I personally do not like immodest people, in general.
I do not like those given to constantly needing to make statements, show their beauty or their wealth, who have a need to be fauned upon, who are braggarts, who cause intentional discomfort, are bullies, or are generaly vain.

That being said, it is probably best to keep the company of those whom are modest, because modesty not only both requires and producrd a bit of discipline, it also produces wisdom, and when you have the company of those whom are both disciplined and wise, you are probably also in the safest (and most protective) social environment that can be striven for.

It is nice to trust universally, and to hope that one is not misunderstood, but western culture at large is one of exploitation, and is generally even far more unsafe if we are not aware of our vulnerabilities.

It may not have been stated with as much perfection as some might like, but I think the core of the original post was the admonishment to "be carefull"...


----------



## QueerCoyote

*reads creatures reply*
...
*reads again*
*scratches head, sips some tea, thinks*
*reads a third time*

I'm still not sure completely what you said. The only thing that made sense to me was your part on not assuming the worst of each other, regardless of how things are worded.

* Work to do
• 1. According to the forum thread on modesty, what does the first writer call western culture at large a culture of?
• 2. Carry on the forum thread on modesty from its last sentence.

* Entries provided
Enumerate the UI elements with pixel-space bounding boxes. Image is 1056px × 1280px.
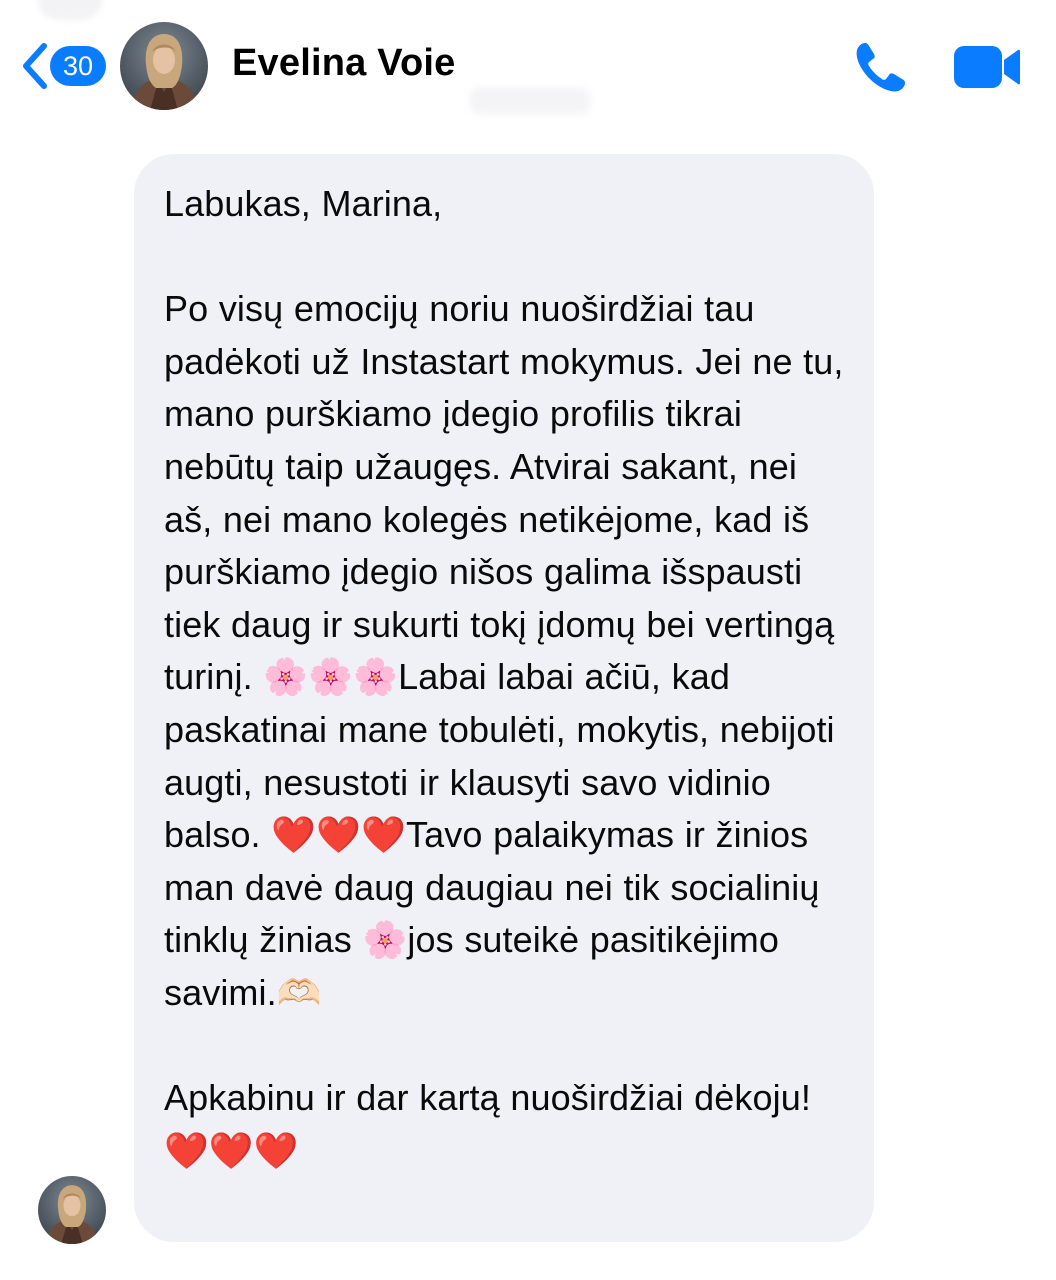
phone-icon[interactable]: [852, 38, 910, 96]
message-text: Labukas, Marina, Po visų emocijų noriu n…: [164, 183, 844, 1171]
avatar-photo: [38, 1176, 106, 1244]
back-button[interactable]: 30: [20, 40, 106, 92]
video-camera-icon[interactable]: [952, 40, 1022, 94]
unread-count-badge: 30: [50, 46, 106, 86]
contact-avatar[interactable]: [120, 22, 208, 110]
chat-header: 30 Evelina Voie: [0, 0, 1056, 130]
scrolled-content-remnant: [38, 0, 102, 20]
message-bubble[interactable]: Labukas, Marina, Po visų emocijų noriu n…: [134, 154, 874, 1242]
avatar-photo: [120, 22, 208, 110]
chevron-left-icon: [23, 43, 47, 89]
sender-avatar[interactable]: [38, 1176, 106, 1244]
contact-name[interactable]: Evelina Voie: [232, 42, 455, 85]
blurred-timestamp: [470, 88, 590, 114]
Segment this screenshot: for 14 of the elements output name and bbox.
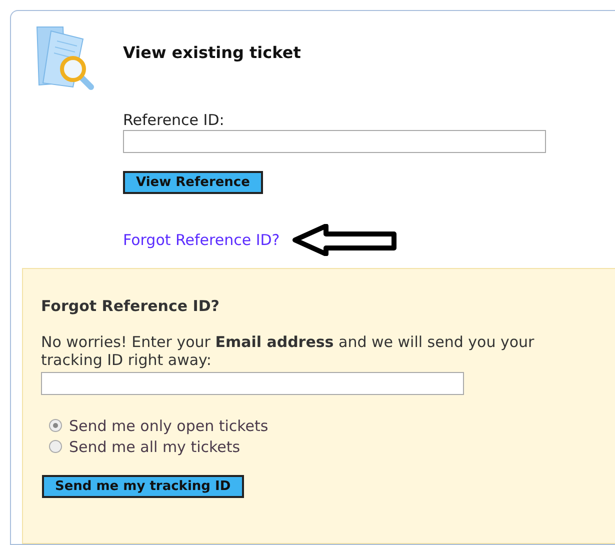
- radio-button[interactable]: [49, 419, 62, 432]
- send-tracking-id-button[interactable]: Send me my tracking ID: [42, 475, 244, 498]
- section-title: View existing ticket: [123, 42, 301, 62]
- radio-button[interactable]: [49, 440, 62, 453]
- option-label: Send me all my tickets: [69, 438, 240, 456]
- panel-description: No worries! Enter your Email address and we will send you your tracking ID right away:: [41, 333, 536, 369]
- reference-id-field[interactable]: [123, 130, 546, 153]
- email-field[interactable]: [41, 372, 464, 395]
- panel-title: Forgot Reference ID?: [41, 297, 220, 315]
- left-arrow-icon: [292, 224, 398, 256]
- option-label: Send me only open tickets: [69, 416, 268, 434]
- forgot-reference-link[interactable]: Forgot Reference ID?: [123, 231, 280, 249]
- view-reference-button[interactable]: View Reference: [123, 171, 263, 194]
- field-label: Reference ID:: [123, 111, 226, 129]
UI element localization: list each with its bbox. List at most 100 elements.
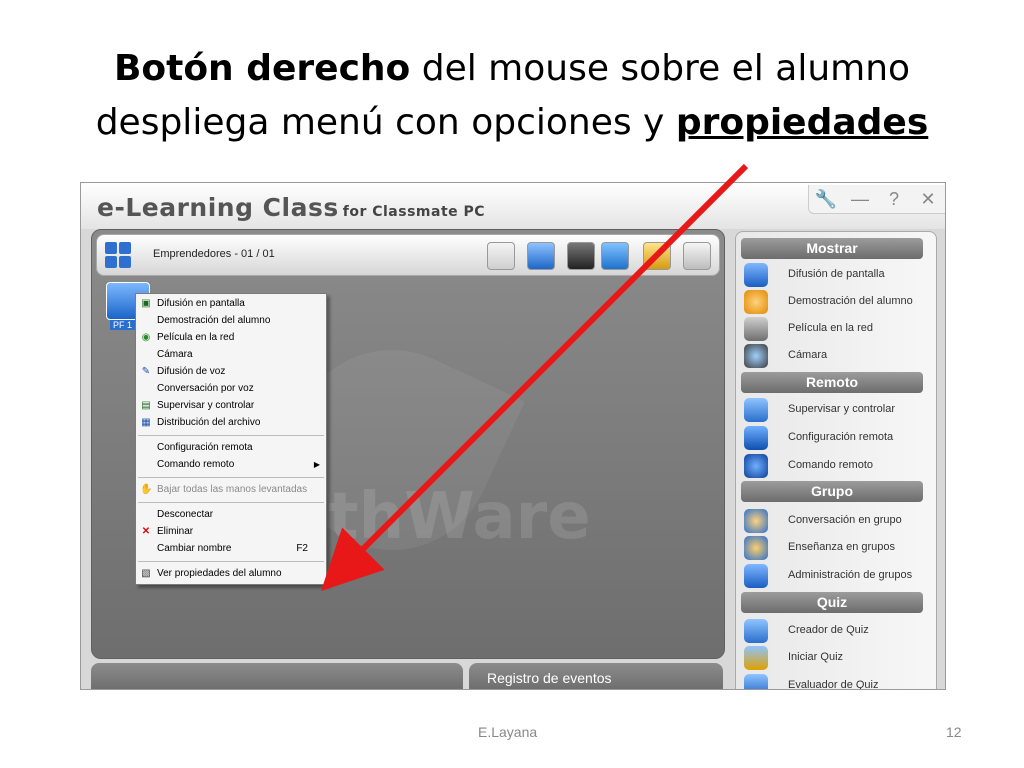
remote-command-icon (744, 454, 768, 478)
context-menu: ▣ Difusión en pantalla Demostración del a… (135, 293, 327, 585)
quiz-evaluate-icon (744, 674, 768, 689)
brand-name: e-Learning Class (97, 193, 339, 222)
group-admin-icon (744, 564, 768, 588)
view-grid-icon[interactable] (105, 242, 131, 268)
menu-shortcut: F2 (296, 543, 308, 554)
sidebar-item-supervisar[interactable]: Supervisar y controlar (744, 397, 934, 423)
classroom-toolbar: Emprendedores - 01 / 01 (96, 234, 720, 276)
menu-separator (138, 477, 324, 478)
sidebar-item-difusion-pantalla[interactable]: Difusión de pantalla (744, 262, 934, 288)
menu-item-comando-remoto[interactable]: Comando remoto ▶ (136, 457, 326, 473)
sidebar-item-label: Película en la red (788, 322, 873, 334)
brand-subtitle: for Classmate PC (342, 204, 486, 220)
submenu-arrow-icon: ▶ (313, 460, 320, 469)
event-log-title: Registro de eventos (487, 670, 612, 686)
movie-icon: ◉ (141, 332, 151, 343)
menu-item-distribucion[interactable]: ▦ Distribución del archivo (136, 415, 326, 431)
file-icon: ▦ (141, 417, 151, 428)
black-screen-icon[interactable] (567, 242, 595, 270)
menu-item-label: Eliminar (157, 526, 194, 537)
monitor-icon[interactable] (601, 242, 629, 270)
app-brand: e-Learning Class for Classmate PC (97, 193, 485, 222)
sidebar-item-label: Cámara (788, 349, 828, 361)
broadcast-icon: ▣ (141, 298, 151, 309)
title-bold-1: Botón derecho (113, 48, 411, 89)
bottom-left-panel (91, 663, 463, 689)
sidebar-item-camara[interactable]: Cámara (744, 343, 934, 369)
slide-title: Botón derecho del mouse sobre el alumno … (0, 42, 1024, 150)
menu-item-cambiar-nombre[interactable]: Cambiar nombre F2 (136, 541, 326, 557)
title-text-1: del mouse sobre el alumno (410, 48, 911, 89)
section-mostrar[interactable]: Mostrar (741, 238, 923, 259)
menu-item-supervisar[interactable]: ▤ Supervisar y controlar (136, 398, 326, 414)
menu-item-camara[interactable]: Cámara (136, 347, 326, 363)
section-remoto[interactable]: Remoto (741, 372, 923, 393)
app-header: e-Learning Class for Classmate PC 🔧 — ? ✕ (81, 183, 945, 229)
menu-item-label: Desconectar (157, 509, 214, 520)
title-line-2: despliega menú con opciones y propiedade… (0, 96, 1024, 150)
menu-item-label: Película en la red (157, 332, 235, 343)
sidebar-item-admin-grupos[interactable]: Administración de grupos (744, 563, 934, 589)
sidebar-item-pelicula[interactable]: Película en la red (744, 316, 934, 342)
sidebar-item-label: Difusión de pantalla (788, 268, 885, 280)
quiz-start-icon (744, 646, 768, 670)
menu-item-desconectar[interactable]: Desconectar (136, 507, 326, 523)
help-button[interactable]: ? (881, 189, 907, 210)
minimize-button[interactable]: — (847, 189, 873, 210)
sidebar-item-label: Administración de grupos (788, 569, 913, 581)
student-label: PF 1 (110, 320, 136, 330)
menu-separator (138, 561, 324, 562)
camera-icon (744, 344, 768, 368)
hand-icon: ✋ (140, 484, 153, 495)
menu-item-difusion-voz[interactable]: ✎ Difusión de voz (136, 364, 326, 380)
monitor-icon: ▤ (141, 400, 151, 411)
group-label: Emprendedores - 01 / 01 (153, 248, 275, 260)
sidebar-item-conversacion-grupo[interactable]: Conversación en grupo (744, 508, 934, 534)
remote-config-icon (744, 426, 768, 450)
menu-item-conversacion-voz[interactable]: Conversación por voz (136, 381, 326, 397)
lock-icon[interactable] (643, 242, 671, 270)
menu-item-config-remota[interactable]: Configuración remota (136, 440, 326, 456)
menu-item-label: Difusión en pantalla (157, 298, 245, 309)
sidebar-item-comando-remoto[interactable]: Comando remoto (744, 453, 934, 479)
section-quiz[interactable]: Quiz (741, 592, 923, 613)
sidebar-item-label: Configuración remota (788, 431, 894, 443)
sidebar-item-config-remota[interactable]: Configuración remota (744, 425, 934, 451)
delete-icon: ✕ (141, 526, 151, 537)
menu-item-label: Difusión de voz (157, 366, 226, 377)
menu-item-label: Cámara (157, 349, 193, 360)
menu-item-label: Demostración del alumno (157, 315, 271, 326)
sidebar-item-label: Supervisar y controlar (788, 403, 895, 415)
tools-icon[interactable]: 🔧 (813, 189, 839, 210)
title-line-1: Botón derecho del mouse sobre el alumno (0, 42, 1024, 96)
layout-icon[interactable] (683, 242, 711, 270)
section-grupo[interactable]: Grupo (741, 481, 923, 502)
menu-item-propiedades[interactable]: ▧ Ver propiedades del alumno (136, 566, 326, 582)
sidebar: Mostrar Difusión de pantalla Demostració… (735, 231, 937, 689)
menu-item-label: Distribución del archivo (157, 417, 261, 428)
menu-item-label: Comando remoto (157, 459, 235, 470)
edit-icon[interactable] (487, 242, 515, 270)
menu-item-demostracion[interactable]: Demostración del alumno (136, 313, 326, 329)
footer-author: E.Layana (478, 724, 538, 740)
group-teaching-icon (744, 536, 768, 560)
menu-item-label: Conversación por voz (157, 383, 254, 394)
sidebar-item-label: Comando remoto (788, 459, 873, 471)
menu-item-pelicula[interactable]: ◉ Película en la red (136, 330, 326, 346)
sidebar-item-ensenanza-grupos[interactable]: Enseñanza en grupos (744, 535, 934, 561)
properties-icon: ▧ (141, 568, 151, 579)
menu-item-eliminar[interactable]: ✕ Eliminar (136, 524, 326, 540)
menu-item-difusion-pantalla[interactable]: ▣ Difusión en pantalla (136, 296, 326, 312)
menu-separator (138, 502, 324, 503)
sidebar-item-iniciar-quiz[interactable]: Iniciar Quiz (744, 645, 934, 671)
menu-item-bajar-manos[interactable]: ✋ Bajar todas las manos levantadas (136, 482, 326, 498)
sidebar-item-evaluador-quiz[interactable]: Evaluador de Quiz (744, 673, 934, 689)
sidebar-item-demostracion[interactable]: Demostración del alumno (744, 289, 934, 315)
menu-item-label: Bajar todas las manos levantadas (157, 484, 308, 495)
check-user-icon[interactable] (527, 242, 555, 270)
sidebar-item-label: Demostración del alumno (788, 295, 913, 307)
menu-item-label: Supervisar y controlar (157, 400, 255, 411)
close-button[interactable]: ✕ (915, 189, 941, 210)
sidebar-item-creador-quiz[interactable]: Creador de Quiz (744, 618, 934, 644)
watermark: thWare (328, 480, 591, 554)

* Responses to the exercise
• 1. Exploitation.

• 2.
Some questions:
Why was flirting brought up and what is the relevancy?

What does men responding to female aesthetics have to do with rape culture aside from the mention of "clothing does not equal consent" in the OP?

What does modesty have to do with the conversation? Was this portion in response to coywolf talking about Zaphod, or is this in relationship to slut-shaming and not rape? Or possibly the fact that men often use the way women dress to excuse assaulting them?

What does beauty have to do with any of it? Particularly in other species?


----------



## Odin

QueerCoyote said:


> *reads creatures reply*
> ...
> *reads again*
> *scratches head, sips some tea, thinks*
> *reads a third time*
> 
> I'm still not sure completely what you said. The only thing that made sense to me was your part on not assuming the worst of each other, regardless of how things are worded.
> 
> Some questions:
> Why was flirting brought up and what is the relevancy?
> 
> What does men responding to female aesthetics have to do with rape culture aside from the mention of "clothing does not equal consent" in the OP?
> 
> What does modesty have to do with the conversation? Was this portion in response to coywolf talking about Zaphod, or is this in relationship to slut-shaming and not rape? Or possibly the fact that men often use the way women dress to excuse assaulting them?
> 
> What does beauty have to do with any of it? Particularly in other species?




wow your very antithetical... bravo tavo... i try to be... I suppose. no sarcasim...ssss hhh coool, 

i try to read creaturelike a mythical tablet from days of dut n yor.,


----------



## QueerCoyote

Odin said:


> wow your very antithetical... bravo tavo... i try to be... I suppose. no sarcasim...ssss hhh coool,
> 
> i try to read creaturelike a mythical tablet from days of dut n yor.,



I'm gonna need to finish at least triple the amount of wine I've currently consumed to aquire your ability to read creature ::drinkingbuddy::


----------



## creature

Sake'... try Sake'...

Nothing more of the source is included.